**Data shown**
═══
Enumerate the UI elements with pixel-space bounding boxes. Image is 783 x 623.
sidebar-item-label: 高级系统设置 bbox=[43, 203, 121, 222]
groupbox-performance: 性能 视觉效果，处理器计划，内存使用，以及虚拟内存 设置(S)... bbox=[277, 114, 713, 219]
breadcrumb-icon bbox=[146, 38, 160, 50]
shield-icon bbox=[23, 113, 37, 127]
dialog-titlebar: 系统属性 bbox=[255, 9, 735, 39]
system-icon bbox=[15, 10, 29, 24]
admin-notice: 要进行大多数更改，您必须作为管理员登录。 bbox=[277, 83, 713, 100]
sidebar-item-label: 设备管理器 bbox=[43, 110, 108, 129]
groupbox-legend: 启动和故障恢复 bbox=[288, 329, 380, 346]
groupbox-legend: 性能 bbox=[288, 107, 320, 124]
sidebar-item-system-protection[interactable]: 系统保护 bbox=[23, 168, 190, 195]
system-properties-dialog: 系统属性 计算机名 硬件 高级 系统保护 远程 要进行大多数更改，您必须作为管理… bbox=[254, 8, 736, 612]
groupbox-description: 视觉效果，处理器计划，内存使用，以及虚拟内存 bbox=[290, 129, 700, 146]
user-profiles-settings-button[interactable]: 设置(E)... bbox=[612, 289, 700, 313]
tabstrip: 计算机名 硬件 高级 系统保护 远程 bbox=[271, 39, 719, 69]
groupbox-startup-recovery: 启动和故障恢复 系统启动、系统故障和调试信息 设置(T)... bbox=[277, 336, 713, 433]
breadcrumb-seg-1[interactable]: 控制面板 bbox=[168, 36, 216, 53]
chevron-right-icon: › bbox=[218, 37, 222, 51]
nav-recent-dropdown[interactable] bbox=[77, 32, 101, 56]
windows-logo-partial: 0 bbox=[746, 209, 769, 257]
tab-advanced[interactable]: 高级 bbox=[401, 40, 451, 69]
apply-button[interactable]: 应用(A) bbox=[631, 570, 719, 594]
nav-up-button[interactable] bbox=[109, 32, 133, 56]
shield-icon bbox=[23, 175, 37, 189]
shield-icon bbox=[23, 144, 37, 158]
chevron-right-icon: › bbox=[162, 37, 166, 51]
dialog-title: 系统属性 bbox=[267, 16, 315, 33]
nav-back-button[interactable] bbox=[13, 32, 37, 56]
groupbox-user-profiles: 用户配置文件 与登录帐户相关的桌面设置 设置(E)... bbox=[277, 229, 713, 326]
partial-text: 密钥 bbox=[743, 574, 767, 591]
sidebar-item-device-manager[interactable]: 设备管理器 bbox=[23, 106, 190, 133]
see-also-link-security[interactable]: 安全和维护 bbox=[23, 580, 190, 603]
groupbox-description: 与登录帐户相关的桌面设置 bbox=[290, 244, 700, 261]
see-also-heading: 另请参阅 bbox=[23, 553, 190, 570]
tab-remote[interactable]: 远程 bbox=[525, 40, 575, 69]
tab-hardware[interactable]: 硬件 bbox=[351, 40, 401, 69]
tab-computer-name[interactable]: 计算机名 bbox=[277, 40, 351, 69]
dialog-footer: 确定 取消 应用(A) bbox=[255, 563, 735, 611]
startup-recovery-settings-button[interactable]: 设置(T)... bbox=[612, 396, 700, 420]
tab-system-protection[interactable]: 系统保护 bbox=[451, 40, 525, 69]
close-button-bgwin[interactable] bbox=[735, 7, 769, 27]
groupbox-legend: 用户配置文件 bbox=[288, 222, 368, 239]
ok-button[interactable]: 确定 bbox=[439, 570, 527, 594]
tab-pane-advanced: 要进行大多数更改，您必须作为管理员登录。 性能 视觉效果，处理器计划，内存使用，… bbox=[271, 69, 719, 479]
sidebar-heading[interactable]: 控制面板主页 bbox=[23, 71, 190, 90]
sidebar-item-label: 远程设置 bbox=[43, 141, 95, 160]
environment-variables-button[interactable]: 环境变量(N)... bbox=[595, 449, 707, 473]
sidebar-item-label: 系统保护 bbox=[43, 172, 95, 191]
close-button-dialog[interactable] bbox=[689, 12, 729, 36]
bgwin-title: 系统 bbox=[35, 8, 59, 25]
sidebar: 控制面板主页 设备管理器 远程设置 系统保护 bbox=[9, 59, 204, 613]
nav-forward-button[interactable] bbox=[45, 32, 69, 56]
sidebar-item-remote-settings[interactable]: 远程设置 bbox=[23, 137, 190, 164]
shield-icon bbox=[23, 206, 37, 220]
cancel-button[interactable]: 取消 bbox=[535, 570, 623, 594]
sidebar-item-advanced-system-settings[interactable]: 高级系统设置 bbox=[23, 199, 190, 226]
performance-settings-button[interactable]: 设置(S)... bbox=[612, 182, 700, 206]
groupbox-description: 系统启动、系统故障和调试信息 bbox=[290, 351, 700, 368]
═══
Return all of the data above line for line, without any alteration.

**Written response**
Enumerate the UI elements with pixel-space bounding boxes. Image is 783 x 623.
sidebar-item-label: 高级系统设置 bbox=[43, 203, 121, 222]
groupbox-performance: 性能 视觉效果，处理器计划，内存使用，以及虚拟内存 设置(S)... bbox=[277, 114, 713, 219]
breadcrumb-icon bbox=[146, 38, 160, 50]
shield-icon bbox=[23, 113, 37, 127]
dialog-titlebar: 系统属性 bbox=[255, 9, 735, 39]
system-icon bbox=[15, 10, 29, 24]
admin-notice: 要进行大多数更改，您必须作为管理员登录。 bbox=[277, 83, 713, 100]
sidebar-item-label: 设备管理器 bbox=[43, 110, 108, 129]
groupbox-legend: 启动和故障恢复 bbox=[288, 329, 380, 346]
groupbox-legend: 性能 bbox=[288, 107, 320, 124]
sidebar-item-system-protection[interactable]: 系统保护 bbox=[23, 168, 190, 195]
system-properties-dialog: 系统属性 计算机名 硬件 高级 系统保护 远程 要进行大多数更改，您必须作为管理… bbox=[254, 8, 736, 612]
groupbox-description: 视觉效果，处理器计划，内存使用，以及虚拟内存 bbox=[290, 129, 700, 146]
user-profiles-settings-button[interactable]: 设置(E)... bbox=[612, 289, 700, 313]
tabstrip: 计算机名 硬件 高级 系统保护 远程 bbox=[271, 39, 719, 69]
groupbox-startup-recovery: 启动和故障恢复 系统启动、系统故障和调试信息 设置(T)... bbox=[277, 336, 713, 433]
breadcrumb-seg-1[interactable]: 控制面板 bbox=[168, 36, 216, 53]
chevron-right-icon: › bbox=[218, 37, 222, 51]
nav-recent-dropdown[interactable] bbox=[77, 32, 101, 56]
windows-logo-partial: 0 bbox=[746, 209, 769, 257]
tab-advanced[interactable]: 高级 bbox=[401, 40, 451, 69]
apply-button[interactable]: 应用(A) bbox=[631, 570, 719, 594]
nav-up-button[interactable] bbox=[109, 32, 133, 56]
shield-icon bbox=[23, 175, 37, 189]
shield-icon bbox=[23, 144, 37, 158]
chevron-right-icon: › bbox=[162, 37, 166, 51]
dialog-title: 系统属性 bbox=[267, 16, 315, 33]
nav-back-button[interactable] bbox=[13, 32, 37, 56]
groupbox-user-profiles: 用户配置文件 与登录帐户相关的桌面设置 设置(E)... bbox=[277, 229, 713, 326]
partial-text: 密钥 bbox=[743, 574, 767, 591]
sidebar-item-device-manager[interactable]: 设备管理器 bbox=[23, 106, 190, 133]
see-also-link-security[interactable]: 安全和维护 bbox=[23, 580, 190, 603]
groupbox-description: 与登录帐户相关的桌面设置 bbox=[290, 244, 700, 261]
see-also-heading: 另请参阅 bbox=[23, 553, 190, 570]
tab-remote[interactable]: 远程 bbox=[525, 40, 575, 69]
tab-hardware[interactable]: 硬件 bbox=[351, 40, 401, 69]
tab-computer-name[interactable]: 计算机名 bbox=[277, 40, 351, 69]
dialog-footer: 确定 取消 应用(A) bbox=[255, 563, 735, 611]
startup-recovery-settings-button[interactable]: 设置(T)... bbox=[612, 396, 700, 420]
tab-system-protection[interactable]: 系统保护 bbox=[451, 40, 525, 69]
close-button-bgwin[interactable] bbox=[735, 7, 769, 27]
groupbox-legend: 用户配置文件 bbox=[288, 222, 368, 239]
ok-button[interactable]: 确定 bbox=[439, 570, 527, 594]
tab-pane-advanced: 要进行大多数更改，您必须作为管理员登录。 性能 视觉效果，处理器计划，内存使用，… bbox=[271, 69, 719, 479]
sidebar-heading[interactable]: 控制面板主页 bbox=[23, 71, 190, 90]
sidebar-item-label: 远程设置 bbox=[43, 141, 95, 160]
environment-variables-button[interactable]: 环境变量(N)... bbox=[595, 449, 707, 473]
sidebar-item-label: 系统保护 bbox=[43, 172, 95, 191]
close-button-dialog[interactable] bbox=[689, 12, 729, 36]
bgwin-title: 系统 bbox=[35, 8, 59, 25]
sidebar: 控制面板主页 设备管理器 远程设置 系统保护 bbox=[9, 59, 204, 613]
nav-forward-button[interactable] bbox=[45, 32, 69, 56]
sidebar-item-remote-settings[interactable]: 远程设置 bbox=[23, 137, 190, 164]
shield-icon bbox=[23, 206, 37, 220]
cancel-button[interactable]: 取消 bbox=[535, 570, 623, 594]
sidebar-item-advanced-system-settings[interactable]: 高级系统设置 bbox=[23, 199, 190, 226]
performance-settings-button[interactable]: 设置(S)... bbox=[612, 182, 700, 206]
groupbox-description: 系统启动、系统故障和调试信息 bbox=[290, 351, 700, 368]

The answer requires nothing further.